(Data items)
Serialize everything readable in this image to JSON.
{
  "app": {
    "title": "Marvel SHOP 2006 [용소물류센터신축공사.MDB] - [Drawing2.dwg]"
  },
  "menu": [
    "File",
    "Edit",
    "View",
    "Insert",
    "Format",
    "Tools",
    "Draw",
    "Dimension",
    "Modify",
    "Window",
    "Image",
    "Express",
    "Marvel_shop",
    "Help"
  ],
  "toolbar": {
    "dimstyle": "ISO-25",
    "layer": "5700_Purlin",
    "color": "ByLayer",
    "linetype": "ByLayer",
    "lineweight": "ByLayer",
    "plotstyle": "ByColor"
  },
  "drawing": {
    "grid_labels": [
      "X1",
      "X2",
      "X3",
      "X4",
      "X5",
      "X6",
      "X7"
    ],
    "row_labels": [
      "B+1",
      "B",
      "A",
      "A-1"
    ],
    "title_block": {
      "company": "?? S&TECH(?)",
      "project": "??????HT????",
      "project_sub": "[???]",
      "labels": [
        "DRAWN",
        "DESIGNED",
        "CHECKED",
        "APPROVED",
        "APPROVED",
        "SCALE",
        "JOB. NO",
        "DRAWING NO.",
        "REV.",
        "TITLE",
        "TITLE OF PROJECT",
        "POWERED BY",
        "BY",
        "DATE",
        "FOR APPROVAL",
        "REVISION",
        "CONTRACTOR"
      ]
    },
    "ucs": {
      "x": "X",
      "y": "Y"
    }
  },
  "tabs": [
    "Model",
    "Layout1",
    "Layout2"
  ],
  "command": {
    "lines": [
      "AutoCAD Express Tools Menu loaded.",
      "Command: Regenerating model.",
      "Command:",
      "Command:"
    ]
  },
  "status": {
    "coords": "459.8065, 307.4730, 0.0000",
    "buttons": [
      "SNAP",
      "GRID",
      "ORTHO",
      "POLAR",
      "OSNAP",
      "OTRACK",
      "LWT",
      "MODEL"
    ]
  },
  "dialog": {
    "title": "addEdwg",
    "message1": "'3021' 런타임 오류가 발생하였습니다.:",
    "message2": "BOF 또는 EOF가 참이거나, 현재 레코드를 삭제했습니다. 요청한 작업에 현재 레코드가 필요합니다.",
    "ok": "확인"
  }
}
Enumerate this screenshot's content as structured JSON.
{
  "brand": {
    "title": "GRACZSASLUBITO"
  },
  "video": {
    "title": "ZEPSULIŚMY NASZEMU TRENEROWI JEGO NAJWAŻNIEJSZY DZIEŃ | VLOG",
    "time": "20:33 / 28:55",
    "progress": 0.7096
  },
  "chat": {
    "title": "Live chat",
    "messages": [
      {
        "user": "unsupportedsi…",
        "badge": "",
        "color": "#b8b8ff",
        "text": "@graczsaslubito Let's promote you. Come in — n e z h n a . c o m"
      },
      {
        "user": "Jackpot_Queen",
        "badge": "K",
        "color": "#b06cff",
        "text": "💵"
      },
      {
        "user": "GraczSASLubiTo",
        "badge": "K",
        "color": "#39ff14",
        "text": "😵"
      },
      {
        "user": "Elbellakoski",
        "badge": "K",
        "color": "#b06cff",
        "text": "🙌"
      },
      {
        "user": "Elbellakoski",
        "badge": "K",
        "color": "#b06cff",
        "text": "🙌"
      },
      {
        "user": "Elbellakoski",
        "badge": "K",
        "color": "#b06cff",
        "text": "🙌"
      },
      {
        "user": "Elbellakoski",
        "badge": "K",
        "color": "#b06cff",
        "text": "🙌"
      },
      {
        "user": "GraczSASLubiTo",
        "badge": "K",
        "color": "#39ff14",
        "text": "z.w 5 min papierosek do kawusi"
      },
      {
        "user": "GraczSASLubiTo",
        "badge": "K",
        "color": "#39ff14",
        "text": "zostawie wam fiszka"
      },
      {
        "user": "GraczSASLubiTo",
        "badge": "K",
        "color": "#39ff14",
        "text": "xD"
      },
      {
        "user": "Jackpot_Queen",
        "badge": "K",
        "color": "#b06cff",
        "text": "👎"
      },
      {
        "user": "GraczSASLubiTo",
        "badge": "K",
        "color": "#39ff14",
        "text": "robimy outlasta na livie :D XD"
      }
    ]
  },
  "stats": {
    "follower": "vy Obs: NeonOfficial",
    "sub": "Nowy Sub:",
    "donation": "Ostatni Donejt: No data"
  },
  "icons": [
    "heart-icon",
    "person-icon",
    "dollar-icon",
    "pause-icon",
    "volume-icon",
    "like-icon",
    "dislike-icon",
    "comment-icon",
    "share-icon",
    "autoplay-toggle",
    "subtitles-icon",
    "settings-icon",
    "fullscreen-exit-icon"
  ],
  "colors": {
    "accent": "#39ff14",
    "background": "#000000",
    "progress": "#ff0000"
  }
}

WRITTEN PROBLEM
Print every line of the records exactly. Omit nothing.

ANSWER TO THE PROBLEM
Serialize everything readable in this image to JSON.
{
  "app": {
    "title": "Marvel SHOP 2006 [용소물류센터신축공사.MDB] - [Drawing2.dwg]"
  },
  "menu": [
    "File",
    "Edit",
    "View",
    "Insert",
    "Format",
    "Tools",
    "Draw",
    "Dimension",
    "Modify",
    "Window",
    "Image",
    "Express",
    "Marvel_shop",
    "Help"
  ],
  "toolbar": {
    "dimstyle": "ISO-25",
    "layer": "5700_Purlin",
    "color": "ByLayer",
    "linetype": "ByLayer",
    "lineweight": "ByLayer",
    "plotstyle": "ByColor"
  },
  "drawing": {
    "grid_labels": [
      "X1",
      "X2",
      "X3",
      "X4",
      "X5",
      "X6",
      "X7"
    ],
    "row_labels": [
      "B+1",
      "B",
      "A",
      "A-1"
    ],
    "title_block": {
      "company": "?? S&TECH(?)",
      "project": "??????HT????",
      "project_sub": "[???]",
      "labels": [
        "DRAWN",
        "DESIGNED",
        "CHECKED",
        "APPROVED",
        "APPROVED",
        "SCALE",
        "JOB. NO",
        "DRAWING NO.",
        "REV.",
        "TITLE",
        "TITLE OF PROJECT",
        "POWERED BY",
        "BY",
        "DATE",
        "FOR APPROVAL",
        "REVISION",
        "CONTRACTOR"
      ]
    },
    "ucs": {
      "x": "X",
      "y": "Y"
    }
  },
  "tabs": [
    "Model",
    "Layout1",
    "Layout2"
  ],
  "command": {
    "lines": [
      "AutoCAD Express Tools Menu loaded.",
      "Command: Regenerating model.",
      "Command:",
      "Command:"
    ]
  },
  "status": {
    "coords": "459.8065, 307.4730, 0.0000",
    "buttons": [
      "SNAP",
      "GRID",
      "ORTHO",
      "POLAR",
      "OSNAP",
      "OTRACK",
      "LWT",
      "MODEL"
    ]
  },
  "dialog": {
    "title": "addEdwg",
    "message1": "'3021' 런타임 오류가 발생하였습니다.:",
    "message2": "BOF 또는 EOF가 참이거나, 현재 레코드를 삭제했습니다. 요청한 작업에 현재 레코드가 필요합니다.",
    "ok": "확인"
  }
}
Enumerate this screenshot's content as structured JSON.
{
  "brand": {
    "title": "GRACZSASLUBITO"
  },
  "video": {
    "title": "ZEPSULIŚMY NASZEMU TRENEROWI JEGO NAJWAŻNIEJSZY DZIEŃ | VLOG",
    "time": "20:33 / 28:55",
    "progress": 0.7096
  },
  "chat": {
    "title": "Live chat",
    "messages": [
      {
        "user": "unsupportedsi…",
        "badge": "",
        "color": "#b8b8ff",
        "text": "@graczsaslubito Let's promote you. Come in — n e z h n a . c o m"
      },
      {
        "user": "Jackpot_Queen",
        "badge": "K",
        "color": "#b06cff",
        "text": "💵"
      },
      {
        "user": "GraczSASLubiTo",
        "badge": "K",
        "color": "#39ff14",
        "text": "😵"
      },
      {
        "user": "Elbellakoski",
        "badge": "K",
        "color": "#b06cff",
        "text": "🙌"
      },
      {
        "user": "Elbellakoski",
        "badge": "K",
        "color": "#b06cff",
        "text": "🙌"
      },
      {
        "user": "Elbellakoski",
        "badge": "K",
        "color": "#b06cff",
        "text": "🙌"
      },
      {
        "user": "Elbellakoski",
        "badge": "K",
        "color": "#b06cff",
        "text": "🙌"
      },
      {
        "user": "GraczSASLubiTo",
        "badge": "K",
        "color": "#39ff14",
        "text": "z.w 5 min papierosek do kawusi"
      },
      {
        "user": "GraczSASLubiTo",
        "badge": "K",
        "color": "#39ff14",
        "text": "zostawie wam fiszka"
      },
      {
        "user": "GraczSASLubiTo",
        "badge": "K",
        "color": "#39ff14",
        "text": "xD"
      },
      {
        "user": "Jackpot_Queen",
        "badge": "K",
        "color": "#b06cff",
        "text": "👎"
      },
      {
        "user": "GraczSASLubiTo",
        "badge": "K",
        "color": "#39ff14",
        "text": "robimy outlasta na livie :D XD"
      }
    ]
  },
  "stats": {
    "follower": "vy Obs: NeonOfficial",
    "sub": "Nowy Sub:",
    "donation": "Ostatni Donejt: No data"
  },
  "icons": [
    "heart-icon",
    "person-icon",
    "dollar-icon",
    "pause-icon",
    "volume-icon",
    "like-icon",
    "dislike-icon",
    "comment-icon",
    "share-icon",
    "autoplay-toggle",
    "subtitles-icon",
    "settings-icon",
    "fullscreen-exit-icon"
  ],
  "colors": {
    "accent": "#39ff14",
    "background": "#000000",
    "progress": "#ff0000"
  }
}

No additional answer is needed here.